> [Set task]: Reproduce the records below exactly as they appear.

(Dataset entries)
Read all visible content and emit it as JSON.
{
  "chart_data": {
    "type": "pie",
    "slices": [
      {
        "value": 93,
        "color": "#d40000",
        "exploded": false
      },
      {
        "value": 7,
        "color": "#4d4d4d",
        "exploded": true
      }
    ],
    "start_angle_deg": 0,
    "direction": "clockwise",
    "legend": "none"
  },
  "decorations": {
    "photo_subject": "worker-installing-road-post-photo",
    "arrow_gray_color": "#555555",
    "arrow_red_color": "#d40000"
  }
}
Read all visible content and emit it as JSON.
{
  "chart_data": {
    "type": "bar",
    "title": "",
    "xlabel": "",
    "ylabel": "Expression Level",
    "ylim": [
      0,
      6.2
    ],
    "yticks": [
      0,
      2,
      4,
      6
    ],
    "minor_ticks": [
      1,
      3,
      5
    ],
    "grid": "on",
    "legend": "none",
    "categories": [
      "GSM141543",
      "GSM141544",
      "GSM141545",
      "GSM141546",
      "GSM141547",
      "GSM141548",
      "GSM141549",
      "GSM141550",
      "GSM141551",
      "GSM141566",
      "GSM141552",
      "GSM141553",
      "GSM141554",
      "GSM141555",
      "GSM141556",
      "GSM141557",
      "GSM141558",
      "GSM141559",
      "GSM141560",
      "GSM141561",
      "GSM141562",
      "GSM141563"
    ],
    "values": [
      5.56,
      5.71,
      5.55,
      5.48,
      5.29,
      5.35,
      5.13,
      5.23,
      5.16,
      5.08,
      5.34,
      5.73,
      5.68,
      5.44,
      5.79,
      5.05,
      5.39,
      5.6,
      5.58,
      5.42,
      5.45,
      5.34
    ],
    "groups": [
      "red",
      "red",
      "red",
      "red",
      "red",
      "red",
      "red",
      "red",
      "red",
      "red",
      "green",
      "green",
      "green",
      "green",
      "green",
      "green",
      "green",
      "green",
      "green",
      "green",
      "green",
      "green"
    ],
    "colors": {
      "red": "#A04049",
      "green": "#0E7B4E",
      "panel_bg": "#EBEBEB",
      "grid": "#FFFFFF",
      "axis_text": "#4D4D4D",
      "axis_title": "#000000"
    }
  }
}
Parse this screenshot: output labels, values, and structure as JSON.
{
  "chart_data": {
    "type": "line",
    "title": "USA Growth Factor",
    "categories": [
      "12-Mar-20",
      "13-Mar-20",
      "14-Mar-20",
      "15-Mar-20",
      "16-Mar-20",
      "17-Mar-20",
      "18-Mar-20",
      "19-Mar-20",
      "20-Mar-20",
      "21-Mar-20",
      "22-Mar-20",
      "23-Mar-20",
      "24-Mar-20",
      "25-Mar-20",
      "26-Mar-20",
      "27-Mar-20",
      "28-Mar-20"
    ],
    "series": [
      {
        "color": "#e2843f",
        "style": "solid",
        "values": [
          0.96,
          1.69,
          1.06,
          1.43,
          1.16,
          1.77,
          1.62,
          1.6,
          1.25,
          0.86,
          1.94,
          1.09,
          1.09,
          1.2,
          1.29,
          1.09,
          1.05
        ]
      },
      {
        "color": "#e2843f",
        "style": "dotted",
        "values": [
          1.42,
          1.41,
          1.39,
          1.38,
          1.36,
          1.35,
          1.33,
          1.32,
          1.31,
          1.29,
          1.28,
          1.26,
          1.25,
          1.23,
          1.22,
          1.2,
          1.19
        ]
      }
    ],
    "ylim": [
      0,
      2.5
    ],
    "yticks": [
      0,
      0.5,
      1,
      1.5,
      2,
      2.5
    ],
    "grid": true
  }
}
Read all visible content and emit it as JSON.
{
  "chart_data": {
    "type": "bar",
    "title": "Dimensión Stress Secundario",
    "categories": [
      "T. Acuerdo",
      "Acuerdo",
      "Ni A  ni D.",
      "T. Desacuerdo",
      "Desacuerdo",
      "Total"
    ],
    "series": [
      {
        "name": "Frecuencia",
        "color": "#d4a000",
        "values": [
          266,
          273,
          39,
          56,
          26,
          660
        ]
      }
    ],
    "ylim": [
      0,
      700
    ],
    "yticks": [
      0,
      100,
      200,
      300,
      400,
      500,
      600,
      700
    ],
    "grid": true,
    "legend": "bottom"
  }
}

> [Solution]:
Read all visible content and emit it as JSON.
{
  "chart_data": {
    "type": "pie",
    "slices": [
      {
        "value": 93,
        "color": "#d40000",
        "exploded": false
      },
      {
        "value": 7,
        "color": "#4d4d4d",
        "exploded": true
      }
    ],
    "start_angle_deg": 0,
    "direction": "clockwise",
    "legend": "none"
  },
  "decorations": {
    "photo_subject": "worker-installing-road-post-photo",
    "arrow_gray_color": "#555555",
    "arrow_red_color": "#d40000"
  }
}
Read all visible content and emit it as JSON.
{
  "chart_data": {
    "type": "bar",
    "title": "",
    "xlabel": "",
    "ylabel": "Expression Level",
    "ylim": [
      0,
      6.2
    ],
    "yticks": [
      0,
      2,
      4,
      6
    ],
    "minor_ticks": [
      1,
      3,
      5
    ],
    "grid": "on",
    "legend": "none",
    "categories": [
      "GSM141543",
      "GSM141544",
      "GSM141545",
      "GSM141546",
      "GSM141547",
      "GSM141548",
      "GSM141549",
      "GSM141550",
      "GSM141551",
      "GSM141566",
      "GSM141552",
      "GSM141553",
      "GSM141554",
      "GSM141555",
      "GSM141556",
      "GSM141557",
      "GSM141558",
      "GSM141559",
      "GSM141560",
      "GSM141561",
      "GSM141562",
      "GSM141563"
    ],
    "values": [
      5.56,
      5.71,
      5.55,
      5.48,
      5.29,
      5.35,
      5.13,
      5.23,
      5.16,
      5.08,
      5.34,
      5.73,
      5.68,
      5.44,
      5.79,
      5.05,
      5.39,
      5.6,
      5.58,
      5.42,
      5.45,
      5.34
    ],
    "groups": [
      "red",
      "red",
      "red",
      "red",
      "red",
      "red",
      "red",
      "red",
      "red",
      "red",
      "green",
      "green",
      "green",
      "green",
      "green",
      "green",
      "green",
      "green",
      "green",
      "green",
      "green",
      "green"
    ],
    "colors": {
      "red": "#A04049",
      "green": "#0E7B4E",
      "panel_bg": "#EBEBEB",
      "grid": "#FFFFFF",
      "axis_text": "#4D4D4D",
      "axis_title": "#000000"
    }
  }
}
Parse this screenshot: output labels, values, and structure as JSON.
{
  "chart_data": {
    "type": "line",
    "title": "USA Growth Factor",
    "categories": [
      "12-Mar-20",
      "13-Mar-20",
      "14-Mar-20",
      "15-Mar-20",
      "16-Mar-20",
      "17-Mar-20",
      "18-Mar-20",
      "19-Mar-20",
      "20-Mar-20",
      "21-Mar-20",
      "22-Mar-20",
      "23-Mar-20",
      "24-Mar-20",
      "25-Mar-20",
      "26-Mar-20",
      "27-Mar-20",
      "28-Mar-20"
    ],
    "series": [
      {
        "color": "#e2843f",
        "style": "solid",
        "values": [
          0.96,
          1.69,
          1.06,
          1.43,
          1.16,
          1.77,
          1.62,
          1.6,
          1.25,
          0.86,
          1.94,
          1.09,
          1.09,
          1.2,
          1.29,
          1.09,
          1.05
        ]
      },
      {
        "color": "#e2843f",
        "style": "dotted",
        "values": [
          1.42,
          1.41,
          1.39,
          1.38,
          1.36,
          1.35,
          1.33,
          1.32,
          1.31,
          1.29,
          1.28,
          1.26,
          1.25,
          1.23,
          1.22,
          1.2,
          1.19
        ]
      }
    ],
    "ylim": [
      0,
      2.5
    ],
    "yticks": [
      0,
      0.5,
      1,
      1.5,
      2,
      2.5
    ],
    "grid": true
  }
}
Read all visible content and emit it as JSON.
{
  "chart_data": {
    "type": "bar",
    "title": "Dimensión Stress Secundario",
    "categories": [
      "T. Acuerdo",
      "Acuerdo",
      "Ni A  ni D.",
      "T. Desacuerdo",
      "Desacuerdo",
      "Total"
    ],
    "series": [
      {
        "name": "Frecuencia",
        "color": "#d4a000",
        "values": [
          266,
          273,
          39,
          56,
          26,
          660
        ]
      }
    ],
    "ylim": [
      0,
      700
    ],
    "yticks": [
      0,
      100,
      200,
      300,
      400,
      500,
      600,
      700
    ],
    "grid": true,
    "legend": "bottom"
  }
}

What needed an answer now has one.